▸ **EXTRAIT À LIRE**:
===
Quant au journal qui a pour titre : The union Review, le lien entre lui et la Société est purement accidentel, et nous ne sommes, en conséquence, en aucune manière engagés par ce qu’il peut dire. Divers écrivains émettent leurs opinions dans ce petit ouvrage, mais seulement pour arriver, en les développant, à mettre au jour la vérité de la foi catholique. Que ce mode de concourir à la rédaction d’un journal ne soit pas en usage à Rome, où les controverses du jour sont rarement l’objet de discussions, est chose qui ne saurait surprendre. Mais en Angleterre, où presque toutes les questions deviennent en quelque sorte propriétés publiques, aucune n’arrive avec succès à faire naître la conviction sans passer par l’épreuve d’une libre discussion.
===
▸ **DOCUMENTS FOURNIS**:
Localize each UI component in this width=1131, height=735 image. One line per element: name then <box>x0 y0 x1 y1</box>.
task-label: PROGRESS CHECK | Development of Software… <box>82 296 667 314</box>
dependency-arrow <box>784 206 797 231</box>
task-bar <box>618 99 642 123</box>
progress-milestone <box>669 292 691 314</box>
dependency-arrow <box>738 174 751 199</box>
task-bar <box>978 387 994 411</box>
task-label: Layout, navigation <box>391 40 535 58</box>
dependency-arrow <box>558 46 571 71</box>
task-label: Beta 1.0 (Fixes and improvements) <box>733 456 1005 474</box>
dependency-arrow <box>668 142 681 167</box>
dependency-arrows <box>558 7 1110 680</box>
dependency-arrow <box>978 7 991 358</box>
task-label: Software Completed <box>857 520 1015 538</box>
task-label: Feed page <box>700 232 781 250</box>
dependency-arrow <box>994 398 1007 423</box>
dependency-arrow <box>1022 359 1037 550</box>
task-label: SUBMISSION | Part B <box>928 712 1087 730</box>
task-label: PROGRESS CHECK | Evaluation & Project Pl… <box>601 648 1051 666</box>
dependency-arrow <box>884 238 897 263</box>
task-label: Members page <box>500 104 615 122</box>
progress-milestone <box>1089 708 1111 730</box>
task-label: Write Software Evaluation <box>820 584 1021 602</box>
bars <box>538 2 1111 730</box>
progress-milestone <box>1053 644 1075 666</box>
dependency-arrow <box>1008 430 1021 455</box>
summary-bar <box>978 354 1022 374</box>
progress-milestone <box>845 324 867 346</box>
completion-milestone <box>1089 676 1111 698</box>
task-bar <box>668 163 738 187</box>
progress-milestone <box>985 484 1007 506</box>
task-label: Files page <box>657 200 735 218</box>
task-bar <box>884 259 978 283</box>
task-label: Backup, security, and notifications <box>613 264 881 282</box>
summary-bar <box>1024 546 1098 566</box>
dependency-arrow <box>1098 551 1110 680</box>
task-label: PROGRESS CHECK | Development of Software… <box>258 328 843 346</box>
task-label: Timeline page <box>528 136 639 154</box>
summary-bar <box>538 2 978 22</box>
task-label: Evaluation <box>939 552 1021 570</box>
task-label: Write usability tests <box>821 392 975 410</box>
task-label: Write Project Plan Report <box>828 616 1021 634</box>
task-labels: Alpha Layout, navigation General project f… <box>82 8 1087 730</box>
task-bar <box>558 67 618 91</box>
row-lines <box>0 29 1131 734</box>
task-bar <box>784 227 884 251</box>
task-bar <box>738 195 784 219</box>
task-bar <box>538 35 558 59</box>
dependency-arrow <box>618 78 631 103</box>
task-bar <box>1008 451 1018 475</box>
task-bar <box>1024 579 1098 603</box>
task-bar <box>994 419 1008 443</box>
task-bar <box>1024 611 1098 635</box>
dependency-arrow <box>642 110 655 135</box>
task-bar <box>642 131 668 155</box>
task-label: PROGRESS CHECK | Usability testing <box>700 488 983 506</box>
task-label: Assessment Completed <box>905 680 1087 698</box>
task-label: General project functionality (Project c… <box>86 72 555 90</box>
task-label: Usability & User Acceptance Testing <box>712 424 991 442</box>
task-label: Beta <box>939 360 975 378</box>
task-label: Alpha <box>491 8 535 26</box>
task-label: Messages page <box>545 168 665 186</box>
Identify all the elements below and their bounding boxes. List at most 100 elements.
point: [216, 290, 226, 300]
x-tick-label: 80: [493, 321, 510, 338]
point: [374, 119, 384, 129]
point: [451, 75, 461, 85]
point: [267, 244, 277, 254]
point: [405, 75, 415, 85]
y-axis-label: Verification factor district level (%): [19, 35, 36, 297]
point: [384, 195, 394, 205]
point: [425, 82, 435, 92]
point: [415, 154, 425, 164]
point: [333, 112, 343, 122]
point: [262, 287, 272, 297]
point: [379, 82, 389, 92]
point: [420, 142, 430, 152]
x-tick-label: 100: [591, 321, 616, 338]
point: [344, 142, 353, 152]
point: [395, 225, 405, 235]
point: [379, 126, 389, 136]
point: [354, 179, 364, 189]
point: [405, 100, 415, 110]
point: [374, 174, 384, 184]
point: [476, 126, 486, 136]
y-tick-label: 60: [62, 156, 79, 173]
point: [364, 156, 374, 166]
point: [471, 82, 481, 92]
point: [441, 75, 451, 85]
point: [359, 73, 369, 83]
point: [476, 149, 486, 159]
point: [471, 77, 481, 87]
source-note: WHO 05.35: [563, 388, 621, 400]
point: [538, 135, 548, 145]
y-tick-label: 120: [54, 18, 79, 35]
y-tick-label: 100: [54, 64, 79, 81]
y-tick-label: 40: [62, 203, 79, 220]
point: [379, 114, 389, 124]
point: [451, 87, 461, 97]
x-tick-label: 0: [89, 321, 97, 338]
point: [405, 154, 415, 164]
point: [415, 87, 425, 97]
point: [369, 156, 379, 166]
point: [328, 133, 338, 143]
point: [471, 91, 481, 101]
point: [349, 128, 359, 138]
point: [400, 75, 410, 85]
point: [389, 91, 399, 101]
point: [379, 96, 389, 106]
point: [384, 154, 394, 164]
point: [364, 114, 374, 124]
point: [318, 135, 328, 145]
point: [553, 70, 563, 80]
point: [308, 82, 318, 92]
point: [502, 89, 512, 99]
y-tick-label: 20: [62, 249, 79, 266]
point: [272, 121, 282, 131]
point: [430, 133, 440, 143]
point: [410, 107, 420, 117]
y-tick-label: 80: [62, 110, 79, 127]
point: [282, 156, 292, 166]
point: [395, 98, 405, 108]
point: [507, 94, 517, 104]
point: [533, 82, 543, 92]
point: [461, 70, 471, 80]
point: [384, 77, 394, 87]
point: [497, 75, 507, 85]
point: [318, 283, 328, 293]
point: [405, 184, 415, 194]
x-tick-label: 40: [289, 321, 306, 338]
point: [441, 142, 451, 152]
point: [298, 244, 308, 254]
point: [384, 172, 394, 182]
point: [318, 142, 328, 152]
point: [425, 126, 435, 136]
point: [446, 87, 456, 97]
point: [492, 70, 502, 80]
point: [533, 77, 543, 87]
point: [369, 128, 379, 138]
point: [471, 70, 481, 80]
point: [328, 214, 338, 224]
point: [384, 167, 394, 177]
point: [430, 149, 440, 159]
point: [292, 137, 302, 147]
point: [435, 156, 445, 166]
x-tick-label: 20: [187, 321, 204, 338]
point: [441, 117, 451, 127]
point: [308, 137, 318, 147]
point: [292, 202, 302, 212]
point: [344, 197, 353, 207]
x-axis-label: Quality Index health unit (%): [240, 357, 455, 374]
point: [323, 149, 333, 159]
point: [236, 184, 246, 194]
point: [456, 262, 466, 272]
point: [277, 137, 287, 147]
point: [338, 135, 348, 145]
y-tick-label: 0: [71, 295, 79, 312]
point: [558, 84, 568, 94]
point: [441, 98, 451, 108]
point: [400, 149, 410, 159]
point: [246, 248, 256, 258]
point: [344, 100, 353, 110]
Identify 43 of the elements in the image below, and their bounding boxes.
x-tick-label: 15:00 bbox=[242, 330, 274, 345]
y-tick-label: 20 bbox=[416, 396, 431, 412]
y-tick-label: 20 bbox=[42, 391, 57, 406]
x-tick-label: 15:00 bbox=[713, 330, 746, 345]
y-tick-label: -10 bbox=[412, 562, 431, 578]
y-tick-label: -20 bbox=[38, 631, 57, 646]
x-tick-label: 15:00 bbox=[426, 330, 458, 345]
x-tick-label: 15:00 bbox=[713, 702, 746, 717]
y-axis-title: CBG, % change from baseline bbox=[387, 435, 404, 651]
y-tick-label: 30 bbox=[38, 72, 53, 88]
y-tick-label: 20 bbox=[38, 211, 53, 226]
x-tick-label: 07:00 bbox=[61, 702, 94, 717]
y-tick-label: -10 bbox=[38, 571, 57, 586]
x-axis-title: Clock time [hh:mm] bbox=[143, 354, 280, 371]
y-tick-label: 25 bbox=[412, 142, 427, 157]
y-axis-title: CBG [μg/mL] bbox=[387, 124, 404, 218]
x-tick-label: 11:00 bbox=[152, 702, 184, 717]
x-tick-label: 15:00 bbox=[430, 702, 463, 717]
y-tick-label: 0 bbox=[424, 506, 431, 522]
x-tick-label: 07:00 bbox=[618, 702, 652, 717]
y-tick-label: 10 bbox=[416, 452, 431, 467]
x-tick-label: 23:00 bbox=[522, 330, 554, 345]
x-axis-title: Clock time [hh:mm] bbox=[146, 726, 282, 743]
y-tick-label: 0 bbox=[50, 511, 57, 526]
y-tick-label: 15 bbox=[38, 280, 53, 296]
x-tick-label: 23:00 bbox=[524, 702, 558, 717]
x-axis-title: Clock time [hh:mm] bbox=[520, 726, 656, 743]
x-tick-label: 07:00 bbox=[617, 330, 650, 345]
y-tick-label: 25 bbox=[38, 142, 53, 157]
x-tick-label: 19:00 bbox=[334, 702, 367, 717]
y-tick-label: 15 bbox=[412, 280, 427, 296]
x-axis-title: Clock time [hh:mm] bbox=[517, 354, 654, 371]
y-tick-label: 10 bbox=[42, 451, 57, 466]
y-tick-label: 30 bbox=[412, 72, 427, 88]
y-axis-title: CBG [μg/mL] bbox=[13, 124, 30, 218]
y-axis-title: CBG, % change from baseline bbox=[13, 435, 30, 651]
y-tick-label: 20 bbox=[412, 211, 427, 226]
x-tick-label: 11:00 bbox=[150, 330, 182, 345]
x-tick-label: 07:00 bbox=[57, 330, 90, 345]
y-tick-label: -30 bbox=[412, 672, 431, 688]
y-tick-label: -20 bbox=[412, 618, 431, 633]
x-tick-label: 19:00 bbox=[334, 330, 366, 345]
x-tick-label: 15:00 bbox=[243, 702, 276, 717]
===
▸ **EXERCICES**:
• 1. Relevez, dans l'ordre où ils apparaissent dans l'extrait à lire, tous les mots qui portent une majuscule sans se trouver en début de phrase.
• 2. Reproduisez le passage de l'extrait à lire qui commence par « Quant au journal » et se poursuit jusqu'à « d’une libre discussion. ».
• 3. D'après l'extrait à lire, dans quel pays presque toutes les questions deviennent-elles en quelque sorte propriétés publiques ?

▸ **CORRIGÉ**:
• 1. The, Review, Société, Rome, Angleterre

• 2.
Quant au journal qui a pour titre : The union Review, le lien entre lui et la Société est purement accidentel, et nous ne sommes, en conséquence, en aucune manière engagés par ce qu’il peut dire. Divers écrivains émettent leurs opinions dans ce petit ouvrage, mais seulement pour arriver, en les développant, à mettre au jour la vérité de la foi catholique. Que ce mode de concourir à la rédaction d’un journal ne soit pas en usage à Rome, où les controverses du jour sont rarement l’objet de discussions, est chose qui ne saurait surprendre. Mais en Angleterre, où presque toutes les questions deviennent en quelque sorte propriétés publiques, aucune n’arrive avec succès à faire naître la conviction sans passer par l’épreuve d’une libre discussion.

• 3. En Angleterre.